### Brief
From the line containing "Decode this image" through the last line of the data, return those lines exactly as written and nothing more.
====
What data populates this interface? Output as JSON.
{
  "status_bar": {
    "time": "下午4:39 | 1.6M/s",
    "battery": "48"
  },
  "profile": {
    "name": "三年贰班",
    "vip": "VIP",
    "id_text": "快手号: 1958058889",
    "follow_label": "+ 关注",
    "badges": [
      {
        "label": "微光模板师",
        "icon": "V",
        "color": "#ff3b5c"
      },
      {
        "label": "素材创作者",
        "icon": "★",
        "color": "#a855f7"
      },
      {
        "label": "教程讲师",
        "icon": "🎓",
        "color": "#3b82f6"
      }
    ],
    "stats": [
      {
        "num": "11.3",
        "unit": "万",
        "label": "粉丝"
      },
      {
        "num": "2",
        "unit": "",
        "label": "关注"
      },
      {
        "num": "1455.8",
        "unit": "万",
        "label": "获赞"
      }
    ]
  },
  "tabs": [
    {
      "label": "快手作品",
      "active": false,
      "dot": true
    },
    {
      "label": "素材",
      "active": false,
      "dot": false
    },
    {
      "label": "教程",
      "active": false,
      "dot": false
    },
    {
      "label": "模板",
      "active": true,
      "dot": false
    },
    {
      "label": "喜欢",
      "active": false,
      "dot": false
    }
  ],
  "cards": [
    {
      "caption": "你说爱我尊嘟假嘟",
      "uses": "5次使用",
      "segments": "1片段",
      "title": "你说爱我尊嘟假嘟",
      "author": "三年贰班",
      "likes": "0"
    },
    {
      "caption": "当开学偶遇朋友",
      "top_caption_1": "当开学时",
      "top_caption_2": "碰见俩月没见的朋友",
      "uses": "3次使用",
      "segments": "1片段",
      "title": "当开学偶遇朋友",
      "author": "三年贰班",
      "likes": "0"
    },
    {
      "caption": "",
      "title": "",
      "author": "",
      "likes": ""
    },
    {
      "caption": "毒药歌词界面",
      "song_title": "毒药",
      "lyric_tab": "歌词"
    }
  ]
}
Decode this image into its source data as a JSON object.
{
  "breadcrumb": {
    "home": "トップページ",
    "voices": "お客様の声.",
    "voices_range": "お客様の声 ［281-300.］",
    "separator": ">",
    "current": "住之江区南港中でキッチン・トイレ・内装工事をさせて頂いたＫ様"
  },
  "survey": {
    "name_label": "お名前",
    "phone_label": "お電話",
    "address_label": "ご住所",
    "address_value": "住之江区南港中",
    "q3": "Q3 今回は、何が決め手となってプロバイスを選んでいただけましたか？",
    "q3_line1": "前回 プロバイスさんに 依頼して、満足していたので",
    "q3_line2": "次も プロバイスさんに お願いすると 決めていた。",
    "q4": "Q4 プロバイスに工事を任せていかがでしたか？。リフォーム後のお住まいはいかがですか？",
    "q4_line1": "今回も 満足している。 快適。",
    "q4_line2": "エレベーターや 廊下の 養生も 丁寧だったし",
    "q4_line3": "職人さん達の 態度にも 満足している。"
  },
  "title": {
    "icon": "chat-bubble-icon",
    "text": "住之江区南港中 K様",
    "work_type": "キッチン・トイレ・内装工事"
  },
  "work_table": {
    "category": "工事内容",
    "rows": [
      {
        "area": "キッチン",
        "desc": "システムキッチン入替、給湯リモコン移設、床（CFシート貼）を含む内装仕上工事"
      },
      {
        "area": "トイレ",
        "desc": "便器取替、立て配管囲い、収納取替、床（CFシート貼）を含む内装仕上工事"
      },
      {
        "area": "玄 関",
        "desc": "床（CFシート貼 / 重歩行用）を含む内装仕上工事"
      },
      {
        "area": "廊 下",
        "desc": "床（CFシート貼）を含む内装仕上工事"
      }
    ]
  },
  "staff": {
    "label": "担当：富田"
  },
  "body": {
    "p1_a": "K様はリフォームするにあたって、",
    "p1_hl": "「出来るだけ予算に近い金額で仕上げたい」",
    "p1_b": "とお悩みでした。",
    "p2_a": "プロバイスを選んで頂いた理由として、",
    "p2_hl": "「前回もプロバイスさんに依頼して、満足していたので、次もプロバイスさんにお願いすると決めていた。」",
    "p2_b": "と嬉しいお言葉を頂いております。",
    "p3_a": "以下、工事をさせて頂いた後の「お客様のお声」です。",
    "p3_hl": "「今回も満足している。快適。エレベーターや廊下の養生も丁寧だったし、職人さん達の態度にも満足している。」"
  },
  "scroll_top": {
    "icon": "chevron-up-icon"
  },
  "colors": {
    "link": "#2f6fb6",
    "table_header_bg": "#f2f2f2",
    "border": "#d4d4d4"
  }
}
====
### Expected output
Decode this image into its source data as a JSON object.
{
  "breadcrumb": {
    "home": "トップページ",
    "voices": "お客様の声.",
    "voices_range": "お客様の声 ［281-300.］",
    "separator": ">",
    "current": "住之江区南港中でキッチン・トイレ・内装工事をさせて頂いたＫ様"
  },
  "survey": {
    "name_label": "お名前",
    "phone_label": "お電話",
    "address_label": "ご住所",
    "address_value": "住之江区南港中",
    "q3": "Q3 今回は、何が決め手となってプロバイスを選んでいただけましたか？",
    "q3_line1": "前回 プロバイスさんに 依頼して、満足していたので",
    "q3_line2": "次も プロバイスさんに お願いすると 決めていた。",
    "q4": "Q4 プロバイスに工事を任せていかがでしたか？。リフォーム後のお住まいはいかがですか？",
    "q4_line1": "今回も 満足している。 快適。",
    "q4_line2": "エレベーターや 廊下の 養生も 丁寧だったし",
    "q4_line3": "職人さん達の 態度にも 満足している。"
  },
  "title": {
    "icon": "chat-bubble-icon",
    "text": "住之江区南港中 K様",
    "work_type": "キッチン・トイレ・内装工事"
  },
  "work_table": {
    "category": "工事内容",
    "rows": [
      {
        "area": "キッチン",
        "desc": "システムキッチン入替、給湯リモコン移設、床（CFシート貼）を含む内装仕上工事"
      },
      {
        "area": "トイレ",
        "desc": "便器取替、立て配管囲い、収納取替、床（CFシート貼）を含む内装仕上工事"
      },
      {
        "area": "玄 関",
        "desc": "床（CFシート貼 / 重歩行用）を含む内装仕上工事"
      },
      {
        "area": "廊 下",
        "desc": "床（CFシート貼）を含む内装仕上工事"
      }
    ]
  },
  "staff": {
    "label": "担当：富田"
  },
  "body": {
    "p1_a": "K様はリフォームするにあたって、",
    "p1_hl": "「出来るだけ予算に近い金額で仕上げたい」",
    "p1_b": "とお悩みでした。",
    "p2_a": "プロバイスを選んで頂いた理由として、",
    "p2_hl": "「前回もプロバイスさんに依頼して、満足していたので、次もプロバイスさんにお願いすると決めていた。」",
    "p2_b": "と嬉しいお言葉を頂いております。",
    "p3_a": "以下、工事をさせて頂いた後の「お客様のお声」です。",
    "p3_hl": "「今回も満足している。快適。エレベーターや廊下の養生も丁寧だったし、職人さん達の態度にも満足している。」"
  },
  "scroll_top": {
    "icon": "chevron-up-icon"
  },
  "colors": {
    "link": "#2f6fb6",
    "table_header_bg": "#f2f2f2",
    "border": "#d4d4d4"
  }
}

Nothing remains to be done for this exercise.